**** Exercise data

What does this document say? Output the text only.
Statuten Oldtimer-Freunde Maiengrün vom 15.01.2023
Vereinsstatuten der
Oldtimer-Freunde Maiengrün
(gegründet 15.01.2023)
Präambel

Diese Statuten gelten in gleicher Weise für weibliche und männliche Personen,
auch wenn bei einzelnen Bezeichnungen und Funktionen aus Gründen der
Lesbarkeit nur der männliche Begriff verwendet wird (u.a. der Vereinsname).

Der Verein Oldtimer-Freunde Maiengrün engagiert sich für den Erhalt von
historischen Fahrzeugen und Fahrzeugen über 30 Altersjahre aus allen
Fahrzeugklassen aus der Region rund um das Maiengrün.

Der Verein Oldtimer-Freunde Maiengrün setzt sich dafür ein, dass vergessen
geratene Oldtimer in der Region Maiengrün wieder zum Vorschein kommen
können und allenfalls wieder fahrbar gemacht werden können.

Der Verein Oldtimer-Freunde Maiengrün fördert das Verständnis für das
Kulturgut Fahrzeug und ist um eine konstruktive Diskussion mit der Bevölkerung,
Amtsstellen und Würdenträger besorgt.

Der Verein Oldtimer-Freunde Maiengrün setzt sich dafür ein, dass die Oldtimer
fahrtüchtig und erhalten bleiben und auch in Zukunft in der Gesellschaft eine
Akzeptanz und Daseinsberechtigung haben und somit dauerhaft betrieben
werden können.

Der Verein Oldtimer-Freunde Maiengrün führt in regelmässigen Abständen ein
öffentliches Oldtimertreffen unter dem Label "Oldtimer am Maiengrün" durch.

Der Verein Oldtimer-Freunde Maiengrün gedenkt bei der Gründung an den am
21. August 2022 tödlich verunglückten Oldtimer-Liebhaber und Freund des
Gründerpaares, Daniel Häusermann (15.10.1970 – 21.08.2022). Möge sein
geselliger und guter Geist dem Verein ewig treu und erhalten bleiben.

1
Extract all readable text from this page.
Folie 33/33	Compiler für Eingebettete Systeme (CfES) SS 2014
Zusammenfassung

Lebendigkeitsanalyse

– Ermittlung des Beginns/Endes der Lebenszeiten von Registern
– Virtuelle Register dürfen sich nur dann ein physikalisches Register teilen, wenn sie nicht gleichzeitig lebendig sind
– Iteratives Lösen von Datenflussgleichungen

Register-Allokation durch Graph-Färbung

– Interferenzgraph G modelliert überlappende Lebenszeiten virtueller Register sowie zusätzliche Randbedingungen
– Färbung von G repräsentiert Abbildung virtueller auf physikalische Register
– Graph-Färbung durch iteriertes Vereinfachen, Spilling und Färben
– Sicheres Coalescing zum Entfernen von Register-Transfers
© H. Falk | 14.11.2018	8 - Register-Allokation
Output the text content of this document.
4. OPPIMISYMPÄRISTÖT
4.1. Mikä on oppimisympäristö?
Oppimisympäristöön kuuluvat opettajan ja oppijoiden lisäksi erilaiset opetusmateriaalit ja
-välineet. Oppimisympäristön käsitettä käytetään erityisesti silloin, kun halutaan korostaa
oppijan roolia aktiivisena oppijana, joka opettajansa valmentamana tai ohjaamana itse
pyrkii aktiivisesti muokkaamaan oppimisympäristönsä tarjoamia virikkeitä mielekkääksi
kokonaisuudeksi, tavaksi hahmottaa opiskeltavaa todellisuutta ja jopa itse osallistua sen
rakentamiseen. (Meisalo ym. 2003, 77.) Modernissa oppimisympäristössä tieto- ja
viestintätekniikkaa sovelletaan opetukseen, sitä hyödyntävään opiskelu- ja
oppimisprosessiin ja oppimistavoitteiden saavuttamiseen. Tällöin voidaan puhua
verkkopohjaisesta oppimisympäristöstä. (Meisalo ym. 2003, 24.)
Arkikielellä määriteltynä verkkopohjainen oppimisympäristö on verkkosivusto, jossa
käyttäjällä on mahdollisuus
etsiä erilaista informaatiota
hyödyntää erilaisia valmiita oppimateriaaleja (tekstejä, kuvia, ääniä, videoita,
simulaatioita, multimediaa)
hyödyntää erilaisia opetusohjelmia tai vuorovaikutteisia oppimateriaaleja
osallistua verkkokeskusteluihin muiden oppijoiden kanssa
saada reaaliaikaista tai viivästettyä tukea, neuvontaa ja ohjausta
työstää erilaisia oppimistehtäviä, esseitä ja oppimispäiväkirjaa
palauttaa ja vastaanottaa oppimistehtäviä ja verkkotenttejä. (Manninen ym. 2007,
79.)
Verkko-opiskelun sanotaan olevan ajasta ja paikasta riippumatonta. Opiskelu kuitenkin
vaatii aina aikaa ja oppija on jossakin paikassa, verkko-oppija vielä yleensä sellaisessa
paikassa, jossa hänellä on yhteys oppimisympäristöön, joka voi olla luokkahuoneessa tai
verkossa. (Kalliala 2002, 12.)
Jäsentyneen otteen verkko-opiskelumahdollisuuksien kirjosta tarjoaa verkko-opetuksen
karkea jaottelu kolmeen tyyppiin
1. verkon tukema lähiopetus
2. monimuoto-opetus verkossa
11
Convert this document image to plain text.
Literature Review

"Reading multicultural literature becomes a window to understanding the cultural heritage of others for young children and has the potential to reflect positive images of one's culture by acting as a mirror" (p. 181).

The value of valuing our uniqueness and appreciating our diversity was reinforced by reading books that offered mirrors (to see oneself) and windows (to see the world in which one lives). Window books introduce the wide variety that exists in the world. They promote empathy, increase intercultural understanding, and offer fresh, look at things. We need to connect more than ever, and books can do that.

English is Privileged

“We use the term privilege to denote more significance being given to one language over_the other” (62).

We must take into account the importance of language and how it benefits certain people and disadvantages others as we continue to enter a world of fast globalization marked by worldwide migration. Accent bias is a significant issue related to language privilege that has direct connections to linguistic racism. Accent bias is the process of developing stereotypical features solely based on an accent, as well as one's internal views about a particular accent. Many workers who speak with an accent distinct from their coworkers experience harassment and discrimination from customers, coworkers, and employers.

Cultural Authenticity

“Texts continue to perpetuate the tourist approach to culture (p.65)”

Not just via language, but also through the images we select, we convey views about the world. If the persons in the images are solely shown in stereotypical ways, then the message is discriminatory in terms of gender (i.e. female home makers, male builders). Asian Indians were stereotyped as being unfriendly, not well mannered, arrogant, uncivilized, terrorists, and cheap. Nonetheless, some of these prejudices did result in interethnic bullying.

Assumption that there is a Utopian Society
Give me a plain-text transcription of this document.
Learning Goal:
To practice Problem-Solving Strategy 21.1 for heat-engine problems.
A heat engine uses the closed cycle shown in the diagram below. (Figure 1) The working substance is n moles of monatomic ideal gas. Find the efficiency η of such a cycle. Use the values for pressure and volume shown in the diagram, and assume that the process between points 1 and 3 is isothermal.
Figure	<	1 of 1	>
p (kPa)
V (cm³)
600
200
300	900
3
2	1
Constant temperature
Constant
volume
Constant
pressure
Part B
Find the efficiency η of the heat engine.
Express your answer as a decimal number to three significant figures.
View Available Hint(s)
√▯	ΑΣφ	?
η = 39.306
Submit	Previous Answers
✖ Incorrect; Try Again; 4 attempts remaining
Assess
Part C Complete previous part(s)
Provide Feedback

********

[Problem description]
Locate the word "volume" in the records and collect each line it appears in.

[Result below]
A heat engine uses the closed cycle shown in the diagram below. (Figure 1) The working substance is n moles of monatomic ideal gas. Find the efficiency η of such a cycle. Use the values for pressure and volume shown in the diagram, and assume that the process between points 1 and 3 is isothermal.
volume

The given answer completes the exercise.